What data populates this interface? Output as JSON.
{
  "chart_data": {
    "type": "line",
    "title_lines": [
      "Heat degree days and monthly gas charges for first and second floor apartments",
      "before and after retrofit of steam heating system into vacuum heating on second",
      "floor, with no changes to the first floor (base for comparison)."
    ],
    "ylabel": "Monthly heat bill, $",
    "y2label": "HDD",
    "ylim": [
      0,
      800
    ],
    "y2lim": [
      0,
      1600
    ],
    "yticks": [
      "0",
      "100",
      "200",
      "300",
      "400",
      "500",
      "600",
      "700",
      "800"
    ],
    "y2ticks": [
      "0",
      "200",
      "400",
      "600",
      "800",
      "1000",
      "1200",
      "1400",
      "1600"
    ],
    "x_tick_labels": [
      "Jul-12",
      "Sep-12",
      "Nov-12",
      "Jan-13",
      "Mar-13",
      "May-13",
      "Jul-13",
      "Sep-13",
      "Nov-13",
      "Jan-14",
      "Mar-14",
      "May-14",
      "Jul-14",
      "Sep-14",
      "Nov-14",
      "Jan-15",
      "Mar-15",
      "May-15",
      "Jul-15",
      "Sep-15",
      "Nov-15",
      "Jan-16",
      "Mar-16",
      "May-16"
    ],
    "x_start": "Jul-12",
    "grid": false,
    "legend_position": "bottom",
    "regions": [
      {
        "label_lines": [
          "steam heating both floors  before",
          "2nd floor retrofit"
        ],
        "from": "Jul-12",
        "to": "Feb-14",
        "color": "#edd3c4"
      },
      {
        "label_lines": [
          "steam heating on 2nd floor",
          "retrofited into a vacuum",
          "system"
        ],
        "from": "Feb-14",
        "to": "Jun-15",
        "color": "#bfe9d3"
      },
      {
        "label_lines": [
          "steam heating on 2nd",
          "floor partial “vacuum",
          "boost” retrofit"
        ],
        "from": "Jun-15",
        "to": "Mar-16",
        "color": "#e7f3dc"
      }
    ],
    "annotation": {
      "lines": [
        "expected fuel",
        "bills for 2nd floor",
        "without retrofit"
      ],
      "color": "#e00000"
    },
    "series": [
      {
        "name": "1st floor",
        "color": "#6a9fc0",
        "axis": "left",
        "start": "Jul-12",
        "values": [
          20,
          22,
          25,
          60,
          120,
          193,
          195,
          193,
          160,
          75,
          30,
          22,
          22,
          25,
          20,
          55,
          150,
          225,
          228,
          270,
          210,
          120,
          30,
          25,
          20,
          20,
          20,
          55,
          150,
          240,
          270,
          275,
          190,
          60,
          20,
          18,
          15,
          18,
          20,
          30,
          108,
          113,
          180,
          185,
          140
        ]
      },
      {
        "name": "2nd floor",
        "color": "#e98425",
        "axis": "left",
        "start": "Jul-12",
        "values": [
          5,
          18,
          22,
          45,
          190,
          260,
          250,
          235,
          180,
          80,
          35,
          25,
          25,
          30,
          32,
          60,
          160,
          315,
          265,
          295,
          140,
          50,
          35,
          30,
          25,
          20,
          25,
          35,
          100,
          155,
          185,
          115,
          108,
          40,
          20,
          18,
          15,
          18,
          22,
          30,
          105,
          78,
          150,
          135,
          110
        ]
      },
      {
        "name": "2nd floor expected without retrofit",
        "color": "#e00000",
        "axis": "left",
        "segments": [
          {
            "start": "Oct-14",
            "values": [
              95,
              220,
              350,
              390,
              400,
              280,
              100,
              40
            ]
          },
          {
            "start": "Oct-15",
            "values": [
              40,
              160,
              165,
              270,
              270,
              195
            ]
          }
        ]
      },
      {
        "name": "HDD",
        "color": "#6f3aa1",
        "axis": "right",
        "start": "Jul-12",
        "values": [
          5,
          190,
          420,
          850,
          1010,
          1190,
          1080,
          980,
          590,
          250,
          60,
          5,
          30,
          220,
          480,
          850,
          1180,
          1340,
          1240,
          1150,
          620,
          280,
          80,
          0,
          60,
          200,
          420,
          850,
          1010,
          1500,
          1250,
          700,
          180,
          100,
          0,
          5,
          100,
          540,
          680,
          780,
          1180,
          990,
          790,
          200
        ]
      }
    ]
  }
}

************

=== Work to do ===
Take the listing above and set it down exactly.

=== Exercise result ===
What data populates this interface? Output as JSON.
{
  "chart_data": {
    "type": "line",
    "title_lines": [
      "Heat degree days and monthly gas charges for first and second floor apartments",
      "before and after retrofit of steam heating system into vacuum heating on second",
      "floor, with no changes to the first floor (base for comparison)."
    ],
    "ylabel": "Monthly heat bill, $",
    "y2label": "HDD",
    "ylim": [
      0,
      800
    ],
    "y2lim": [
      0,
      1600
    ],
    "yticks": [
      "0",
      "100",
      "200",
      "300",
      "400",
      "500",
      "600",
      "700",
      "800"
    ],
    "y2ticks": [
      "0",
      "200",
      "400",
      "600",
      "800",
      "1000",
      "1200",
      "1400",
      "1600"
    ],
    "x_tick_labels": [
      "Jul-12",
      "Sep-12",
      "Nov-12",
      "Jan-13",
      "Mar-13",
      "May-13",
      "Jul-13",
      "Sep-13",
      "Nov-13",
      "Jan-14",
      "Mar-14",
      "May-14",
      "Jul-14",
      "Sep-14",
      "Nov-14",
      "Jan-15",
      "Mar-15",
      "May-15",
      "Jul-15",
      "Sep-15",
      "Nov-15",
      "Jan-16",
      "Mar-16",
      "May-16"
    ],
    "x_start": "Jul-12",
    "grid": false,
    "legend_position": "bottom",
    "regions": [
      {
        "label_lines": [
          "steam heating both floors  before",
          "2nd floor retrofit"
        ],
        "from": "Jul-12",
        "to": "Feb-14",
        "color": "#edd3c4"
      },
      {
        "label_lines": [
          "steam heating on 2nd floor",
          "retrofited into a vacuum",
          "system"
        ],
        "from": "Feb-14",
        "to": "Jun-15",
        "color": "#bfe9d3"
      },
      {
        "label_lines": [
          "steam heating on 2nd",
          "floor partial “vacuum",
          "boost” retrofit"
        ],
        "from": "Jun-15",
        "to": "Mar-16",
        "color": "#e7f3dc"
      }
    ],
    "annotation": {
      "lines": [
        "expected fuel",
        "bills for 2nd floor",
        "without retrofit"
      ],
      "color": "#e00000"
    },
    "series": [
      {
        "name": "1st floor",
        "color": "#6a9fc0",
        "axis": "left",
        "start": "Jul-12",
        "values": [
          20,
          22,
          25,
          60,
          120,
          193,
          195,
          193,
          160,
          75,
          30,
          22,
          22,
          25,
          20,
          55,
          150,
          225,
          228,
          270,
          210,
          120,
          30,
          25,
          20,
          20,
          20,
          55,
          150,
          240,
          270,
          275,
          190,
          60,
          20,
          18,
          15,
          18,
          20,
          30,
          108,
          113,
          180,
          185,
          140
        ]
      },
      {
        "name": "2nd floor",
        "color": "#e98425",
        "axis": "left",
        "start": "Jul-12",
        "values": [
          5,
          18,
          22,
          45,
          190,
          260,
          250,
          235,
          180,
          80,
          35,
          25,
          25,
          30,
          32,
          60,
          160,
          315,
          265,
          295,
          140,
          50,
          35,
          30,
          25,
          20,
          25,
          35,
          100,
          155,
          185,
          115,
          108,
          40,
          20,
          18,
          15,
          18,
          22,
          30,
          105,
          78,
          150,
          135,
          110
        ]
      },
      {
        "name": "2nd floor expected without retrofit",
        "color": "#e00000",
        "axis": "left",
        "segments": [
          {
            "start": "Oct-14",
            "values": [
              95,
              220,
              350,
              390,
              400,
              280,
              100,
              40
            ]
          },
          {
            "start": "Oct-15",
            "values": [
              40,
              160,
              165,
              270,
              270,
              195
            ]
          }
        ]
      },
      {
        "name": "HDD",
        "color": "#6f3aa1",
        "axis": "right",
        "start": "Jul-12",
        "values": [
          5,
          190,
          420,
          850,
          1010,
          1190,
          1080,
          980,
          590,
          250,
          60,
          5,
          30,
          220,
          480,
          850,
          1180,
          1340,
          1240,
          1150,
          620,
          280,
          80,
          0,
          60,
          200,
          420,
          850,
          1010,
          1500,
          1250,
          700,
          180,
          100,
          0,
          5,
          100,
          540,
          680,
          780,
          1180,
          990,
          790,
          200
        ]
      }
    ]
  }
}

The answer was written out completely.